**DIRECTIONS:** Pick out the lines below that contain the string "density" and copy them all.

··· SUPPLIED RECORDS

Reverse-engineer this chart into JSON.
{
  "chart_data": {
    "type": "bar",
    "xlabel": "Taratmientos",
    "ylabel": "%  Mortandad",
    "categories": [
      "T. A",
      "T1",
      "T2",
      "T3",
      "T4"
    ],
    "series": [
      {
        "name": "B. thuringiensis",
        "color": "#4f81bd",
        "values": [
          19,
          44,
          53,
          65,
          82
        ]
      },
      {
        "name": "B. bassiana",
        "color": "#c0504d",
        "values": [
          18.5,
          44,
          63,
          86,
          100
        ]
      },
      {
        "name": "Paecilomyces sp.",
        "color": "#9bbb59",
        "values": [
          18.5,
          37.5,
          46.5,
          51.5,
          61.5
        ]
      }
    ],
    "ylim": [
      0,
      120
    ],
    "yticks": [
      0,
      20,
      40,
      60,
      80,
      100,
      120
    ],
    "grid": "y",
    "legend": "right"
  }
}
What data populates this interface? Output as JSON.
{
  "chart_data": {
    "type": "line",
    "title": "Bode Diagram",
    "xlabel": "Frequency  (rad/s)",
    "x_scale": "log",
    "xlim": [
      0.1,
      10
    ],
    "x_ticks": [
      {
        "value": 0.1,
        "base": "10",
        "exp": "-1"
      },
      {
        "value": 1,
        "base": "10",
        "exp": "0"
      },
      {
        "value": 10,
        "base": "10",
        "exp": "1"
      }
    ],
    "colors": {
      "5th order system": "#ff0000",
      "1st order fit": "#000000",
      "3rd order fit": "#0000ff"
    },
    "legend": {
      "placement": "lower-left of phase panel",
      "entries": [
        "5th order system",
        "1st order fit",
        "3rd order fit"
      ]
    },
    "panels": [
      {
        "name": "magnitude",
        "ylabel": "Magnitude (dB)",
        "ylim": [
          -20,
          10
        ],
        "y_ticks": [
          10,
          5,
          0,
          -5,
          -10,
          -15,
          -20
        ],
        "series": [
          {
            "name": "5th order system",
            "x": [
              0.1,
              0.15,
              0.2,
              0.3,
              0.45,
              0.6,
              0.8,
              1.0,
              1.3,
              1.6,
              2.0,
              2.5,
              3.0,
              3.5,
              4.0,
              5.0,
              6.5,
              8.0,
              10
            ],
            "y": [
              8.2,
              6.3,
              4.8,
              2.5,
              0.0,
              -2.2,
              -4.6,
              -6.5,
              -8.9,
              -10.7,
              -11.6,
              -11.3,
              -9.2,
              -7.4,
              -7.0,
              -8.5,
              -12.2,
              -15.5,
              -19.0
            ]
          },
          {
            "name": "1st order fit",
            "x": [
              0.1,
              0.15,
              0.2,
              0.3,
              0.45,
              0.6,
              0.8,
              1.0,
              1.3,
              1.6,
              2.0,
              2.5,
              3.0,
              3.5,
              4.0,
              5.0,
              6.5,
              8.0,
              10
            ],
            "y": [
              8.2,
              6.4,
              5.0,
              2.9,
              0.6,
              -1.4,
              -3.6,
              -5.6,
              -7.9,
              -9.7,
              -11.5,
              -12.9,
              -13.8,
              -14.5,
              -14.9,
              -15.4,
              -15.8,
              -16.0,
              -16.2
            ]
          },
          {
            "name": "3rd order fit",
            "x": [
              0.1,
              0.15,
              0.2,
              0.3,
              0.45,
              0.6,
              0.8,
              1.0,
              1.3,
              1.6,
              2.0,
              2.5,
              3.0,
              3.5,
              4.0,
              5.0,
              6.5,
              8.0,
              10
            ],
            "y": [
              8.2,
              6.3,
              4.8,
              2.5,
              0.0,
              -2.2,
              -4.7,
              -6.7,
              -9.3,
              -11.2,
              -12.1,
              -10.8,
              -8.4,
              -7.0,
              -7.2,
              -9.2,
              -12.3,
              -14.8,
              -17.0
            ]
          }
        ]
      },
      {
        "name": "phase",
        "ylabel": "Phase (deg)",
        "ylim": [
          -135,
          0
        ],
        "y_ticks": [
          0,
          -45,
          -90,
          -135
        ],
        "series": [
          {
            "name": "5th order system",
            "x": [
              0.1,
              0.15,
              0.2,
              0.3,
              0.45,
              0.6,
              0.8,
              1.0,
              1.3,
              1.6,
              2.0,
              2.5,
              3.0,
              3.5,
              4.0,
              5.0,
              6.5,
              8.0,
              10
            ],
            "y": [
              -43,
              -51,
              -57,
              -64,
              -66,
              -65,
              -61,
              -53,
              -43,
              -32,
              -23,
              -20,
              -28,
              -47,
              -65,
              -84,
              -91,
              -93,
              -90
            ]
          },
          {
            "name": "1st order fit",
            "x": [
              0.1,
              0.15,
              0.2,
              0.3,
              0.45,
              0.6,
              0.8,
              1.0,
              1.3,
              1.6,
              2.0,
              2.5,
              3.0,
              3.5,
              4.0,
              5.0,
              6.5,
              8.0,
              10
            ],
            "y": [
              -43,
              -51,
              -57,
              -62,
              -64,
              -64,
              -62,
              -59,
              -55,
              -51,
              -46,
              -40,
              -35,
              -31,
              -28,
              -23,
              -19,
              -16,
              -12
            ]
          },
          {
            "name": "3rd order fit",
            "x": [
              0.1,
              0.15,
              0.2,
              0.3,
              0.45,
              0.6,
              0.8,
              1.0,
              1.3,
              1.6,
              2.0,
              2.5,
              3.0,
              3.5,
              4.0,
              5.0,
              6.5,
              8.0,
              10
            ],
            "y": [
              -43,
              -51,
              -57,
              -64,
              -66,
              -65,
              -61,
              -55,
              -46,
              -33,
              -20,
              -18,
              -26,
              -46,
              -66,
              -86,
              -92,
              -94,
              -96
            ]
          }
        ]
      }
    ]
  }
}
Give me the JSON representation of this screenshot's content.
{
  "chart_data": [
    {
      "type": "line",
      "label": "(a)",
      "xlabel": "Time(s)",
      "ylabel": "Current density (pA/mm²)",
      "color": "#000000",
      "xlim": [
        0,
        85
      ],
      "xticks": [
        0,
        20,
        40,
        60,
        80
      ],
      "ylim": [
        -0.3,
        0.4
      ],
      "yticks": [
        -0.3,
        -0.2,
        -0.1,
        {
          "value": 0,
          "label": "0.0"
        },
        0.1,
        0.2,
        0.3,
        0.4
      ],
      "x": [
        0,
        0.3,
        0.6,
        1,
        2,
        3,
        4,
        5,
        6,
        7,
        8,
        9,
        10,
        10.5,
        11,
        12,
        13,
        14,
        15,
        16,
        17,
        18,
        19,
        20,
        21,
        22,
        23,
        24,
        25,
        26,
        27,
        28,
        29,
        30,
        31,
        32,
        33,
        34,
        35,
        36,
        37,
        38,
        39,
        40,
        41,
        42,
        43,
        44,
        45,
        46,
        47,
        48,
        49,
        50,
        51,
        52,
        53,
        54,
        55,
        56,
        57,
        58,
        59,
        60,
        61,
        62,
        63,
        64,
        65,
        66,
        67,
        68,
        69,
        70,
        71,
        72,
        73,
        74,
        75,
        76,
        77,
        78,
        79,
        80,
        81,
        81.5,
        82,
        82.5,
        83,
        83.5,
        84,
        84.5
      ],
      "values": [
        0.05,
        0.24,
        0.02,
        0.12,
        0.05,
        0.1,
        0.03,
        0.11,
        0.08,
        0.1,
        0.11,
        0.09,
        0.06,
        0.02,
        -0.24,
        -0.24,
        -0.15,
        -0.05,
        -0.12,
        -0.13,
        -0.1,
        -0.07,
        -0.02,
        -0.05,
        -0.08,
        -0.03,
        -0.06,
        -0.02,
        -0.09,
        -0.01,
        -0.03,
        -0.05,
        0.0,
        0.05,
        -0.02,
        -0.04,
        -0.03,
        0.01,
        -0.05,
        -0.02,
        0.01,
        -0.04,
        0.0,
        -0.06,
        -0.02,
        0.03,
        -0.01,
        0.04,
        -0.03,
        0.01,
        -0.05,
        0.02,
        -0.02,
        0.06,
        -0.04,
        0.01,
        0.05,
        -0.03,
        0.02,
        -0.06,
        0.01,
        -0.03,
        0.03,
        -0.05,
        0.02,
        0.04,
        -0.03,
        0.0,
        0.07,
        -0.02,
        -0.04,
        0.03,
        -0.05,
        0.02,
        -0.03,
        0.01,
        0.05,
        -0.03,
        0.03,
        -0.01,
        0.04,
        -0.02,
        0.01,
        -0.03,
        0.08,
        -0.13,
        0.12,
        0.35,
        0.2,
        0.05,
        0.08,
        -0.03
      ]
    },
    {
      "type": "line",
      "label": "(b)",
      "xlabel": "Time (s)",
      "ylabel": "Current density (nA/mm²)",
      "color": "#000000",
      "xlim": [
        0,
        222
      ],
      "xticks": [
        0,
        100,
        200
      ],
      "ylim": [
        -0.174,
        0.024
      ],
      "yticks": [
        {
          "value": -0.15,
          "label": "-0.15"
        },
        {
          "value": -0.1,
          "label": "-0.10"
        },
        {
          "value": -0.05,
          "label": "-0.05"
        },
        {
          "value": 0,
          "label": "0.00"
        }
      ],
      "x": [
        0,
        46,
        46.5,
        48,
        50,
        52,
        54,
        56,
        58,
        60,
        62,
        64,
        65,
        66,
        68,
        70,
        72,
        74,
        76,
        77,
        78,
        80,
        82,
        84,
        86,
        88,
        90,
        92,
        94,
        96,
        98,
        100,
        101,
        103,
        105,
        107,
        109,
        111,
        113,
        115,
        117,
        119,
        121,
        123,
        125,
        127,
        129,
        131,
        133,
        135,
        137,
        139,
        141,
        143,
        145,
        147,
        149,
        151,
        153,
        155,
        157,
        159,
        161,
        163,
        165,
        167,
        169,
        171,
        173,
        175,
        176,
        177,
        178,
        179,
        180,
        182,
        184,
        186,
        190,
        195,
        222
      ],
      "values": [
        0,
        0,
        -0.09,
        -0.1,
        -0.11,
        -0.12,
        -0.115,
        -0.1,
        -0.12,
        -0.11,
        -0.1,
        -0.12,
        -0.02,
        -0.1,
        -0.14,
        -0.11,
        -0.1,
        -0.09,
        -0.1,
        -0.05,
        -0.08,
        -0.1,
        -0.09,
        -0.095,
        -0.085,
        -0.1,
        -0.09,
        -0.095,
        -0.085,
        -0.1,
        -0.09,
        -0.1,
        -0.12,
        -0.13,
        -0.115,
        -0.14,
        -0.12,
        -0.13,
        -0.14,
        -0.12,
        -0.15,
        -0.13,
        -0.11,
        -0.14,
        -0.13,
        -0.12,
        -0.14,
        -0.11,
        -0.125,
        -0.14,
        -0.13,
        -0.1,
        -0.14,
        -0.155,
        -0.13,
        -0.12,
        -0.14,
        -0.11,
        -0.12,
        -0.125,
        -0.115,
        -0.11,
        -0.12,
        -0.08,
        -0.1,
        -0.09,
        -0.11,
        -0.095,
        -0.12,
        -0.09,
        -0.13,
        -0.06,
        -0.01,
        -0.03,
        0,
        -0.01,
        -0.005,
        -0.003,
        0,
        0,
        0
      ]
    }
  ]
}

······

**WRITTEN REPLY:**
      "ylabel": "Current density (pA/mm²)",
      "ylabel": "Current density (nA/mm²)",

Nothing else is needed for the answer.